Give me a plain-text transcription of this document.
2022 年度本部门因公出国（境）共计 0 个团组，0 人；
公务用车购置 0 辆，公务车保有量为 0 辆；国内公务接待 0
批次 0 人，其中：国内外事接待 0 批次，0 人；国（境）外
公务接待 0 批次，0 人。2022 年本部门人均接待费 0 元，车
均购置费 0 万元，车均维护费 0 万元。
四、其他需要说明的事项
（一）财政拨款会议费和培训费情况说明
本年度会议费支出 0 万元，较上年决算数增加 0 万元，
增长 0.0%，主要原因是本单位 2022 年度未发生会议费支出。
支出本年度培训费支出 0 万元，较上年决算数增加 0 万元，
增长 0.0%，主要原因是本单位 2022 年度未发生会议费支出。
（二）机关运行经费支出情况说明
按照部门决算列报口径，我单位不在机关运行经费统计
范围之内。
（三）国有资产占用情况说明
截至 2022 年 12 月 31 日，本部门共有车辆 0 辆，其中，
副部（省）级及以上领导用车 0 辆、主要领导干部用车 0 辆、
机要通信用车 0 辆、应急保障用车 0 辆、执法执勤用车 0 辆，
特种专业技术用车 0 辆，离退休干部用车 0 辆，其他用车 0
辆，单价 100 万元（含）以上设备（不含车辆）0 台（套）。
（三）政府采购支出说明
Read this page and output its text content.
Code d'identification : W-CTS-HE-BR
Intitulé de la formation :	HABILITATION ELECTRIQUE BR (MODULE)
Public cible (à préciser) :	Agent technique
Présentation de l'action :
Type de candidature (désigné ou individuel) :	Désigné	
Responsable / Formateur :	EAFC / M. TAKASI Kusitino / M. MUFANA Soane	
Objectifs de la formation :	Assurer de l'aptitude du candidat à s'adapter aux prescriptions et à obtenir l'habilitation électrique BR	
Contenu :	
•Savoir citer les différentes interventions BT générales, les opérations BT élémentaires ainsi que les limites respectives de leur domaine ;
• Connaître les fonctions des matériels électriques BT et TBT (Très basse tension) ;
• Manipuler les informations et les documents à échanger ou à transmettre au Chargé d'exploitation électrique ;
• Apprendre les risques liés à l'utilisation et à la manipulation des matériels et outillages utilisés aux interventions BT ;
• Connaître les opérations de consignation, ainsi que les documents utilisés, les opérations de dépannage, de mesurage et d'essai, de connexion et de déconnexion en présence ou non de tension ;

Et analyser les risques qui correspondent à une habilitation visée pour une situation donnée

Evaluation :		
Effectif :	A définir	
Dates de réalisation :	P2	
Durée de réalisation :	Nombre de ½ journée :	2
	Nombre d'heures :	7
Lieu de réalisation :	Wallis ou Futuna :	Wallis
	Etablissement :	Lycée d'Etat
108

- [Instructions to follow]
Please copy out each record, character for character.

- [The reply]
Give me a plain-text transcription of this document.
2022 年度本部门因公出国（境）共计 0 个团组，0 人；
公务用车购置 0 辆，公务车保有量为 0 辆；国内公务接待 0
批次 0 人，其中：国内外事接待 0 批次，0 人；国（境）外
公务接待 0 批次，0 人。2022 年本部门人均接待费 0 元，车
均购置费 0 万元，车均维护费 0 万元。
四、其他需要说明的事项
（一）财政拨款会议费和培训费情况说明
本年度会议费支出 0 万元，较上年决算数增加 0 万元，
增长 0.0%，主要原因是本单位 2022 年度未发生会议费支出。
支出本年度培训费支出 0 万元，较上年决算数增加 0 万元，
增长 0.0%，主要原因是本单位 2022 年度未发生会议费支出。
（二）机关运行经费支出情况说明
按照部门决算列报口径，我单位不在机关运行经费统计
范围之内。
（三）国有资产占用情况说明
截至 2022 年 12 月 31 日，本部门共有车辆 0 辆，其中，
副部（省）级及以上领导用车 0 辆、主要领导干部用车 0 辆、
机要通信用车 0 辆、应急保障用车 0 辆、执法执勤用车 0 辆，
特种专业技术用车 0 辆，离退休干部用车 0 辆，其他用车 0
辆，单价 100 万元（含）以上设备（不含车辆）0 台（套）。
（三）政府采购支出说明
Read this page and output its text content.
Code d'identification : W-CTS-HE-BR
Intitulé de la formation :	HABILITATION ELECTRIQUE BR (MODULE)
Public cible (à préciser) :	Agent technique
Présentation de l'action :
Type de candidature (désigné ou individuel) :	Désigné	
Responsable / Formateur :	EAFC / M. TAKASI Kusitino / M. MUFANA Soane	
Objectifs de la formation :	Assurer de l'aptitude du candidat à s'adapter aux prescriptions et à obtenir l'habilitation électrique BR	
Contenu :	
•Savoir citer les différentes interventions BT générales, les opérations BT élémentaires ainsi que les limites respectives de leur domaine ;
• Connaître les fonctions des matériels électriques BT et TBT (Très basse tension) ;
• Manipuler les informations et les documents à échanger ou à transmettre au Chargé d'exploitation électrique ;
• Apprendre les risques liés à l'utilisation et à la manipulation des matériels et outillages utilisés aux interventions BT ;
• Connaître les opérations de consignation, ainsi que les documents utilisés, les opérations de dépannage, de mesurage et d'essai, de connexion et de déconnexion en présence ou non de tension ;

Et analyser les risques qui correspondent à une habilitation visée pour une situation donnée

Evaluation :		
Effectif :	A définir	
Dates de réalisation :	P2	
Durée de réalisation :	Nombre de ½ journée :	2
	Nombre d'heures :	7
Lieu de réalisation :	Wallis ou Futuna :	Wallis
	Etablissement :	Lycée d'Etat
108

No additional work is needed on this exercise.